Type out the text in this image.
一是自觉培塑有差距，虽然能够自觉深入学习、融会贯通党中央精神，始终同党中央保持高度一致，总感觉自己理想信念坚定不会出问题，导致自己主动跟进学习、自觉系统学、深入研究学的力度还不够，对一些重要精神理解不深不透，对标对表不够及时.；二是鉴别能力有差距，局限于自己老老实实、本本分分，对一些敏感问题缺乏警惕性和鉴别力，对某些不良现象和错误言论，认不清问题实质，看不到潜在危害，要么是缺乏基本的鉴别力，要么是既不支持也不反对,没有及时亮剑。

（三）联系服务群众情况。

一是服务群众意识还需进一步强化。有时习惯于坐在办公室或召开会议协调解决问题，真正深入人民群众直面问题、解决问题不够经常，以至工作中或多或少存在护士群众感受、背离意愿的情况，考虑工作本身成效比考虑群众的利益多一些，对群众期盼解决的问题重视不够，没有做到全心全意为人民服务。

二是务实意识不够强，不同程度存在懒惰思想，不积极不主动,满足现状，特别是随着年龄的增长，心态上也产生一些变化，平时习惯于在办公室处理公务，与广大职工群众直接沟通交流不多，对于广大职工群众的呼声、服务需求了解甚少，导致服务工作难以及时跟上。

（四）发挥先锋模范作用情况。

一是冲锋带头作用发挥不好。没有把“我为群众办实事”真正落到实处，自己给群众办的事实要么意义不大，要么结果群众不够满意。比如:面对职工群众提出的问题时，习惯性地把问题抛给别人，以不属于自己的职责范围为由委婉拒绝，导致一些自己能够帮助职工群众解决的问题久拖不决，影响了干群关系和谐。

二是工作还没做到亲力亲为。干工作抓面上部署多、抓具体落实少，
_ _ _
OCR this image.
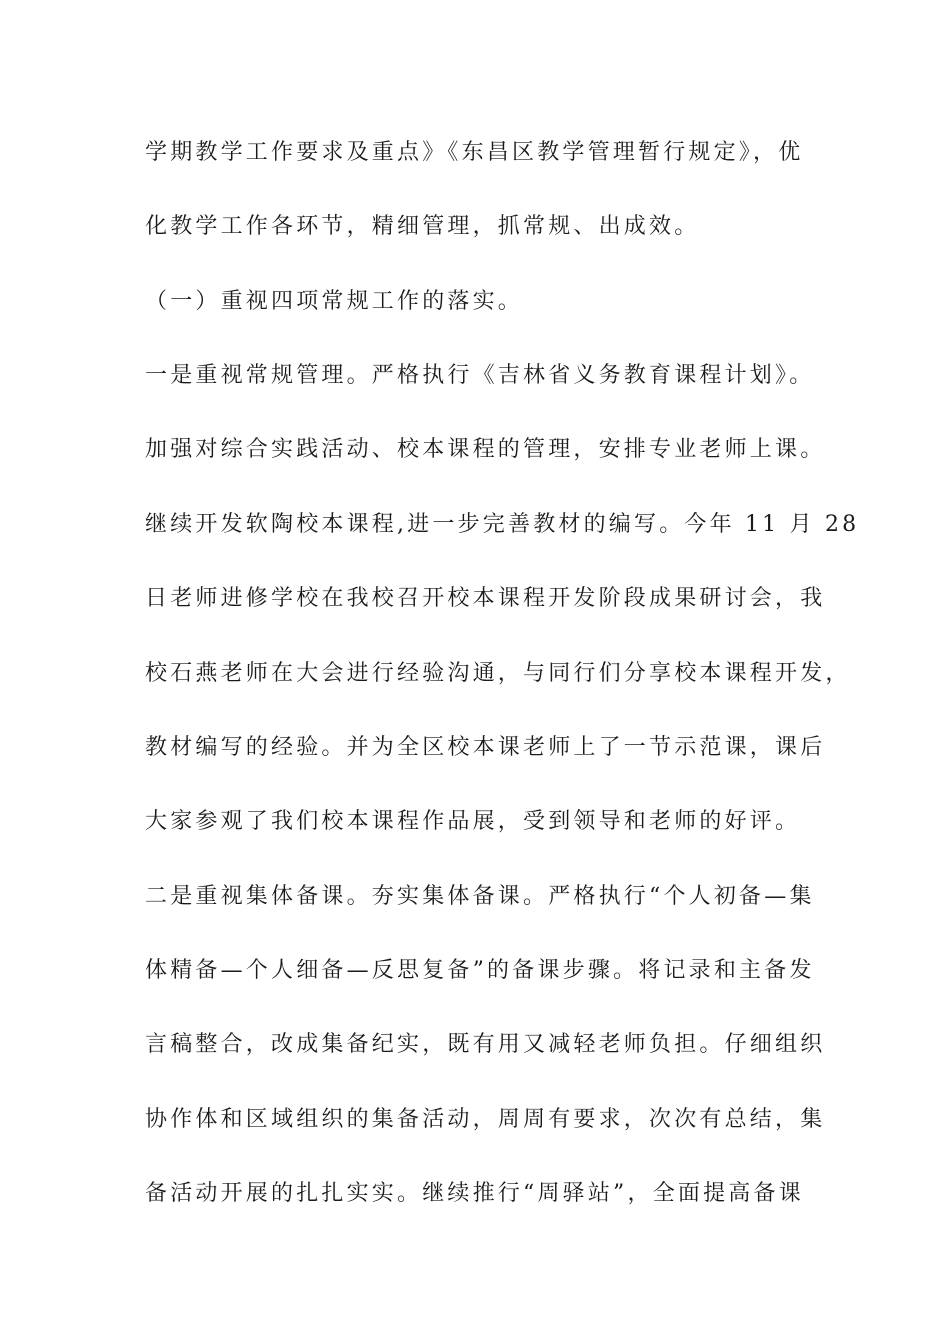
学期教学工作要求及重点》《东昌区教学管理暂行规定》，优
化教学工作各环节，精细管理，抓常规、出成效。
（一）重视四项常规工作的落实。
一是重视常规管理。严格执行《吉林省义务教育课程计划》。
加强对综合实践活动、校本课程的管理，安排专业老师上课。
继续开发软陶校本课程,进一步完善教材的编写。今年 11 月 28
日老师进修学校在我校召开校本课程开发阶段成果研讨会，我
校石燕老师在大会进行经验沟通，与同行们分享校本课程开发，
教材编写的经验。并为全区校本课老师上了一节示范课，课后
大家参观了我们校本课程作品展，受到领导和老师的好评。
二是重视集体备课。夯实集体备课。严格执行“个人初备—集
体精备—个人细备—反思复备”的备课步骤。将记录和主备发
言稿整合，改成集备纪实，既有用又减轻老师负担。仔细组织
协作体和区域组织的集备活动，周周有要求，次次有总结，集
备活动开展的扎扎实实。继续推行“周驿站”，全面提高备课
_ _ _
■ WORK INSTRUCTIONS:
From the entries, copy out each line containing the word "image".

■ RESPONSE TO THE EXERCISE:
Type out the text in this image.
OCR this image.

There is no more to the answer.